*EXERCISE TASK*. Copy each line of the entries that contains the word "Taiwan".

*STORED RECORDS*.
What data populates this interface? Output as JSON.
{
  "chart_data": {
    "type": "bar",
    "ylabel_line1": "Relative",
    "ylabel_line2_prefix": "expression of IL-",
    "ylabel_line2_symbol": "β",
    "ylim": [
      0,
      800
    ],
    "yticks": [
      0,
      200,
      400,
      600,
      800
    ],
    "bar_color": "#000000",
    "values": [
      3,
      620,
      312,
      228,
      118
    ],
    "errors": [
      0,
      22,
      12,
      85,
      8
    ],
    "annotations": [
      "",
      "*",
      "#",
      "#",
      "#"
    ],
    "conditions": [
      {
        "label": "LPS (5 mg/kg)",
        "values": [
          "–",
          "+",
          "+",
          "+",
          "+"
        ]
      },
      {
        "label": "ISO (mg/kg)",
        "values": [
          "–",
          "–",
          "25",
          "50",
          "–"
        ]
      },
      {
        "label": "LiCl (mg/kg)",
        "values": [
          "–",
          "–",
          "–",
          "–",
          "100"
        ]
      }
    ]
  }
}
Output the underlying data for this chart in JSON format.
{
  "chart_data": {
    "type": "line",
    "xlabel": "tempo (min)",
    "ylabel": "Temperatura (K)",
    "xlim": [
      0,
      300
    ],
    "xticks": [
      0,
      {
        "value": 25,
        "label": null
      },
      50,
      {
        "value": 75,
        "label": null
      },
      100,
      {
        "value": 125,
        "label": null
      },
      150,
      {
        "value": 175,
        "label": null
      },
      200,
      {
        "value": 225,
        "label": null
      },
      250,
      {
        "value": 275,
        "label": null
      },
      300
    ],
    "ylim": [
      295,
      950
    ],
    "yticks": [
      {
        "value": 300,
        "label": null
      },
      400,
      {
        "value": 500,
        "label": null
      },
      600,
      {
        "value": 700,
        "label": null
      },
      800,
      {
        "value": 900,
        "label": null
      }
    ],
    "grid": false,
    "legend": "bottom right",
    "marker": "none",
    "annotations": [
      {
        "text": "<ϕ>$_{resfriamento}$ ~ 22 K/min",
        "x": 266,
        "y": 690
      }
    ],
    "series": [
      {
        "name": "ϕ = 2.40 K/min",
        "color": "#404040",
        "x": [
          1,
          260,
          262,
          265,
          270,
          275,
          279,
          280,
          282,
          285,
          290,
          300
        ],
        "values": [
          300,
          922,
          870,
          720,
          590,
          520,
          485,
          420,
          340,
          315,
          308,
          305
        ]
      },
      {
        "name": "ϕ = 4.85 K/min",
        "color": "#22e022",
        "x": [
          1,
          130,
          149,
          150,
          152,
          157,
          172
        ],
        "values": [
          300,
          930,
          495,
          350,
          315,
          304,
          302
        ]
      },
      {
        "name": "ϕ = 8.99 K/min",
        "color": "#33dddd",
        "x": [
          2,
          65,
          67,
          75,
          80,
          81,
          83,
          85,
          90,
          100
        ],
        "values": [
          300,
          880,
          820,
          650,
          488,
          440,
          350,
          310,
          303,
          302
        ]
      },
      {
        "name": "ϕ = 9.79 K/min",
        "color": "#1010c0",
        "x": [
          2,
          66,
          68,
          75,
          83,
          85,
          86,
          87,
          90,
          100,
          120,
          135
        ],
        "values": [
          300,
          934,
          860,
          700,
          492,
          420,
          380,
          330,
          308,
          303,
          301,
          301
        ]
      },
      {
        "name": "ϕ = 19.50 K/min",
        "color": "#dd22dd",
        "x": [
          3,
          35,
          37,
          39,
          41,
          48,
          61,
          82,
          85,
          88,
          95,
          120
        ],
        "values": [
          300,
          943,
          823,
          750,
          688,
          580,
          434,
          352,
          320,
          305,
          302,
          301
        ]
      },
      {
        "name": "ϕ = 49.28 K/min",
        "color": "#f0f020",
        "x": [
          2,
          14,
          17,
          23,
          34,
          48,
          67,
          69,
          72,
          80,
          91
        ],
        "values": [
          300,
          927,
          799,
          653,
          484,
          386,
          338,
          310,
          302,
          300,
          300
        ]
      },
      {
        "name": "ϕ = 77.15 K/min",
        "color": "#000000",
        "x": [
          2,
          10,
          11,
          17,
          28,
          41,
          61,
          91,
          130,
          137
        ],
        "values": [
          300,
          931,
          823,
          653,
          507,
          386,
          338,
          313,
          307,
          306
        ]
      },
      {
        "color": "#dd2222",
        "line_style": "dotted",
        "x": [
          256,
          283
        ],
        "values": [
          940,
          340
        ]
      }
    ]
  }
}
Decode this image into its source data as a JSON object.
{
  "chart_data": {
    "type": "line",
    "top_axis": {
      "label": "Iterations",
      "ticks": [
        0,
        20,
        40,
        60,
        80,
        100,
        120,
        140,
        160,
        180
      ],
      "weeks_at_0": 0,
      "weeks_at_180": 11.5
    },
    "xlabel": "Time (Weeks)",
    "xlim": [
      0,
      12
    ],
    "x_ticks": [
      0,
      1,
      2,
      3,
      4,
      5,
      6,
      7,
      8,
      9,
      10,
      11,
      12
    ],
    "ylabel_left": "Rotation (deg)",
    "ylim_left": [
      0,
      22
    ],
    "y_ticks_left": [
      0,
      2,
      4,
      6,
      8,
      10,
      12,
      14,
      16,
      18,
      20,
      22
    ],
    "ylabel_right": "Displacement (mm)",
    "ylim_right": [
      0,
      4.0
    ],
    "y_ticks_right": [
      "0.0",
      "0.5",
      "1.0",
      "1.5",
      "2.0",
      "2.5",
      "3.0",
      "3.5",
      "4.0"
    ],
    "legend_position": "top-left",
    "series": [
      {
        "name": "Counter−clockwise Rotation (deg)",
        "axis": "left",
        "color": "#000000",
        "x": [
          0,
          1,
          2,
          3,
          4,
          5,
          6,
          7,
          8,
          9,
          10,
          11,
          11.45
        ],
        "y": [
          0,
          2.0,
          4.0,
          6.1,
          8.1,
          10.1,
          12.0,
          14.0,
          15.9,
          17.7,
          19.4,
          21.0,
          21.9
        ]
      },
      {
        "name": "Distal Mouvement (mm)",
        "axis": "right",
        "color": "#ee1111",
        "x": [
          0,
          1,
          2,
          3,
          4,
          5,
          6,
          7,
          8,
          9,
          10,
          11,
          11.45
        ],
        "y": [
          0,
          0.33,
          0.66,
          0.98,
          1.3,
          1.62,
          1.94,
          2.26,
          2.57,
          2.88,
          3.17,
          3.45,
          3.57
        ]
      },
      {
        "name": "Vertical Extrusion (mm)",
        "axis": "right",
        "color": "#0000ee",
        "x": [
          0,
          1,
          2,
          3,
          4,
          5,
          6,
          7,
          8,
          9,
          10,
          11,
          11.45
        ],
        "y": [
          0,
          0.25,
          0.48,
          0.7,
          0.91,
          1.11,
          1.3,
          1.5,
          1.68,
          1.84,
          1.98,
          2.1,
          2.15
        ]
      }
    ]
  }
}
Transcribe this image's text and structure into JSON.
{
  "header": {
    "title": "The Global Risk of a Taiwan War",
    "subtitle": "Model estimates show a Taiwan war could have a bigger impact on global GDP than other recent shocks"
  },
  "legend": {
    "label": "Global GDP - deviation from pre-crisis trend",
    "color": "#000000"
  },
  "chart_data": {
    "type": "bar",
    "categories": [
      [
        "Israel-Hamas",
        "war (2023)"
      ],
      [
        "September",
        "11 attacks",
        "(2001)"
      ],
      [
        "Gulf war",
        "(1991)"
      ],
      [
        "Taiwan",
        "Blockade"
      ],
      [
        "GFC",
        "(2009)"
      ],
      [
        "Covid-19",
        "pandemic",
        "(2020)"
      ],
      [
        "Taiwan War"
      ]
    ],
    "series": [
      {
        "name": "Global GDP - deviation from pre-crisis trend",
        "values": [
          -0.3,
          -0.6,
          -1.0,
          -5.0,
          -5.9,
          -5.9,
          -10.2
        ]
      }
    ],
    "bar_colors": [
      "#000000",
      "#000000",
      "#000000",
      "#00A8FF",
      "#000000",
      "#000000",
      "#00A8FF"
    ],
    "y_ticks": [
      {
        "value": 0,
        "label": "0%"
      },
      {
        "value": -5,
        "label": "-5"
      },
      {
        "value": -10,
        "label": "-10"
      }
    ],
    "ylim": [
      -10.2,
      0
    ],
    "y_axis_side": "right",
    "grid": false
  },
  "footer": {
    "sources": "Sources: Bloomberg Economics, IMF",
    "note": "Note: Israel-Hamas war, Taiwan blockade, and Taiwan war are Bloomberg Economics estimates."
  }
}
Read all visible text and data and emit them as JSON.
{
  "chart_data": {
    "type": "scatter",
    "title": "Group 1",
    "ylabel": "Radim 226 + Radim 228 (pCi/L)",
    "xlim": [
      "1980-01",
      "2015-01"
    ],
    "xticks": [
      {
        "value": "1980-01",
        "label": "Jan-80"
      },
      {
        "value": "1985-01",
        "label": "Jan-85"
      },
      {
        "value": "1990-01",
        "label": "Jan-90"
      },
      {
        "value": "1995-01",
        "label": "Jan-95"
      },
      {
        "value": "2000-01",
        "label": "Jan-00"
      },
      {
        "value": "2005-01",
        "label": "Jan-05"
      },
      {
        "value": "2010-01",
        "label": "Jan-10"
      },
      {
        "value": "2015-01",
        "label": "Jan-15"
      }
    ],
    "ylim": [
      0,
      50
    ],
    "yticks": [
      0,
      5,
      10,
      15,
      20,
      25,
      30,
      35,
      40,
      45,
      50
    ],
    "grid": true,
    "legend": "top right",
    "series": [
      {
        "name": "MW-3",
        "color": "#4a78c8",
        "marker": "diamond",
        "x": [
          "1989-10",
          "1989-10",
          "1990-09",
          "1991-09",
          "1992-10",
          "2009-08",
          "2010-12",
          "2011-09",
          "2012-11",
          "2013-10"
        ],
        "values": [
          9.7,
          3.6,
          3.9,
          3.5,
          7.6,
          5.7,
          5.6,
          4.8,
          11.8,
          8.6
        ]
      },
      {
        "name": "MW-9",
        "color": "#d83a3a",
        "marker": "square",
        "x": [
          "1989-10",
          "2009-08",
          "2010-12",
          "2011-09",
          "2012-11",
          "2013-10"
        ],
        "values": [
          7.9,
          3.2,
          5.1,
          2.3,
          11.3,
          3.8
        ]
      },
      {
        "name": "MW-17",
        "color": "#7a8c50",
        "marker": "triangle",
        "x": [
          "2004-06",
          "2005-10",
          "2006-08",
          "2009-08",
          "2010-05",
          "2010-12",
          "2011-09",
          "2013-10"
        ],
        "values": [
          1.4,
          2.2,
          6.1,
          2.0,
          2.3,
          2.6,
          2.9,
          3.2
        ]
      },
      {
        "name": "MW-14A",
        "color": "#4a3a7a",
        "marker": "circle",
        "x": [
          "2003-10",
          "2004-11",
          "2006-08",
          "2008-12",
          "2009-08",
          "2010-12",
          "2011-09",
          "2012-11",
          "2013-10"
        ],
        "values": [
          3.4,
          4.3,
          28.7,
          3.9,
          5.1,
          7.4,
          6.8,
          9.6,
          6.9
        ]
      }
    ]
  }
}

*OUTPUT*.
    "title": "The Global Risk of a Taiwan War",
    "subtitle": "Model estimates show a Taiwan war could have a bigger impact on global GDP than other recent shocks"
        "Taiwan",
        "Taiwan War"
    "note": "Note: Israel-Hamas war, Taiwan blockade, and Taiwan war are Bloomberg Economics estimates."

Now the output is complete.